> Your task
Without including any images, reproduce each entry exactly.
——
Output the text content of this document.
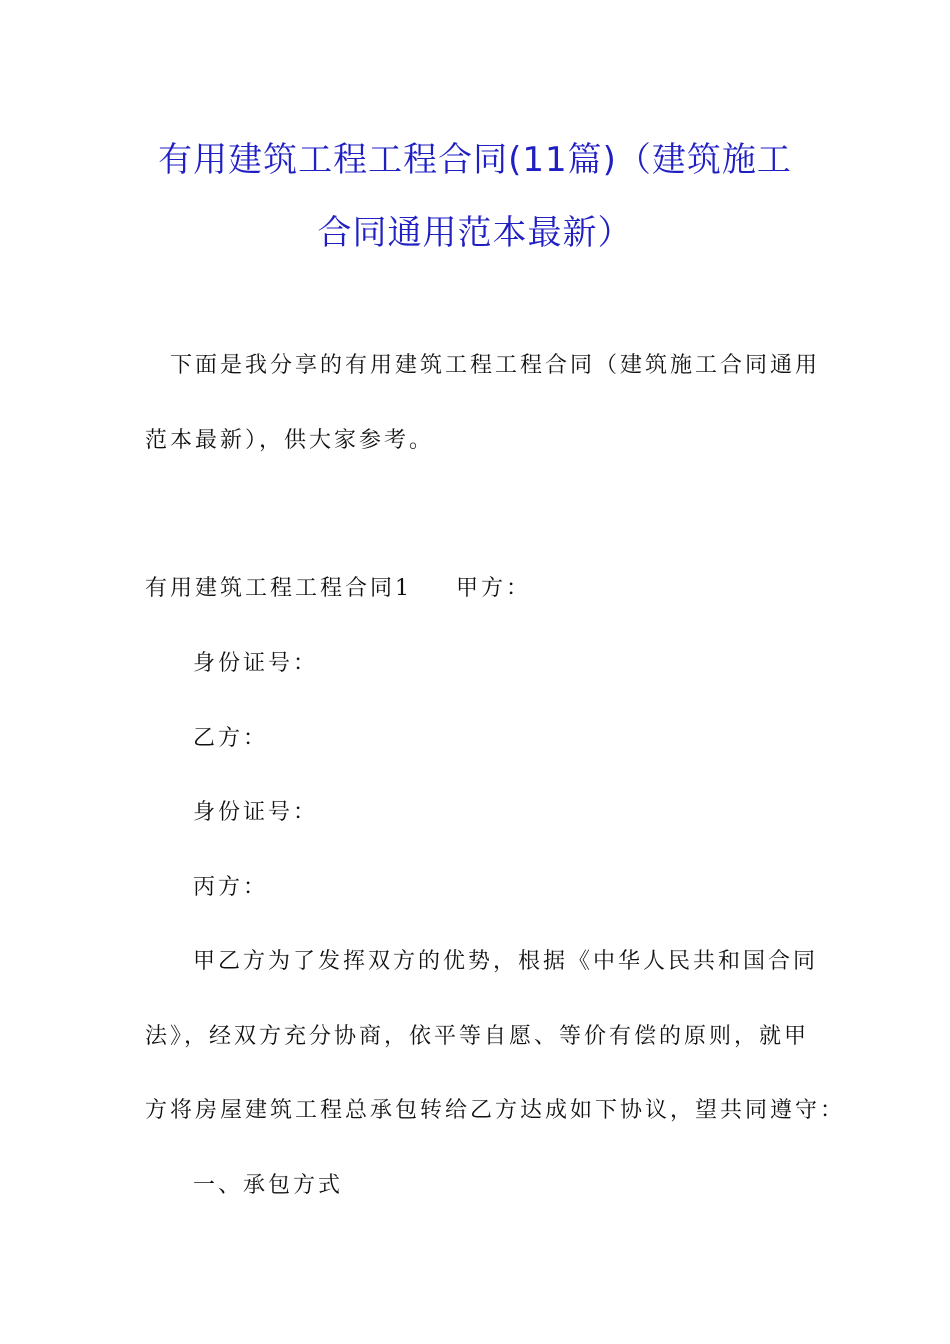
有用建筑工程工程合同(11篇)（建筑施工
合同通用范本最新）
下面是我分享的有用建筑工程工程合同（建筑施工合同通用
范本最新），供大家参考。
有用建筑工程工程合同1 甲方：
身份证号：
乙方：
身份证号：
丙方：
甲乙方为了发挥双方的优势，根据《中华人民共和国合同
法》，经双方充分协商，依平等自愿、等价有偿的原则，就甲
方将房屋建筑工程总承包转给乙方达成如下协议，望共同遵守：
一、承包方式
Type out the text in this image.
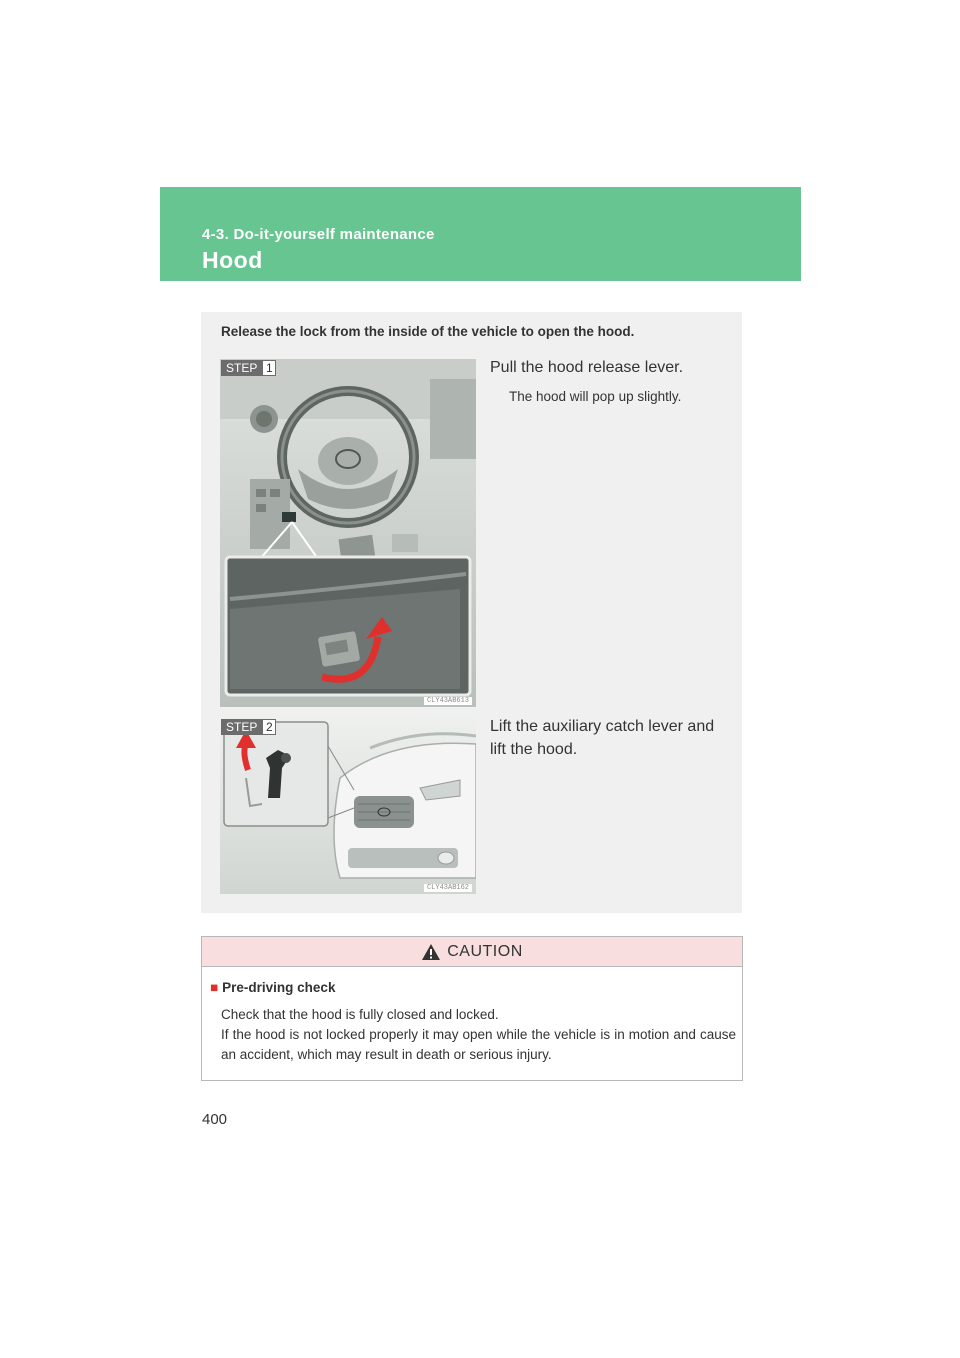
4-3. Do-it-yourself maintenance
Hood
Release the lock from the inside of the vehicle to open the hood.
STEP 1
CLY43AB613
Pull the hood release lever.
The hood will pop up slightly.
STEP 2
CLY43AB162
Lift the auxiliary catch lever and lift the hood.
CAUTION
■ Pre-driving check

Check that the hood is fully closed and locked.

If the hood is not locked properly it may open while the vehicle is in motion and cause an accident, which may result in death or serious injury.

400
——
> Response below
Output the text content of this document.
有用建筑工程工程合同(11篇)（建筑施工
合同通用范本最新）
下面是我分享的有用建筑工程工程合同（建筑施工合同通用
范本最新），供大家参考。
有用建筑工程工程合同1 甲方：
身份证号：
乙方：
身份证号：
丙方：
甲乙方为了发挥双方的优势，根据《中华人民共和国合同
法》，经双方充分协商，依平等自愿、等价有偿的原则，就甲
方将房屋建筑工程总承包转给乙方达成如下协议，望共同遵守：
一、承包方式
Type out the text in this image.
4-3. Do-it-yourself maintenance
Hood
Release the lock from the inside of the vehicle to open the hood.
STEP 1
CLY43AB613
Pull the hood release lever.
The hood will pop up slightly.
STEP 2
CLY43AB162
Lift the auxiliary catch lever and lift the hood.
CAUTION
■ Pre-driving check

Check that the hood is fully closed and locked.

If the hood is not locked properly it may open while the vehicle is in motion and cause an accident, which may result in death or serious injury.

400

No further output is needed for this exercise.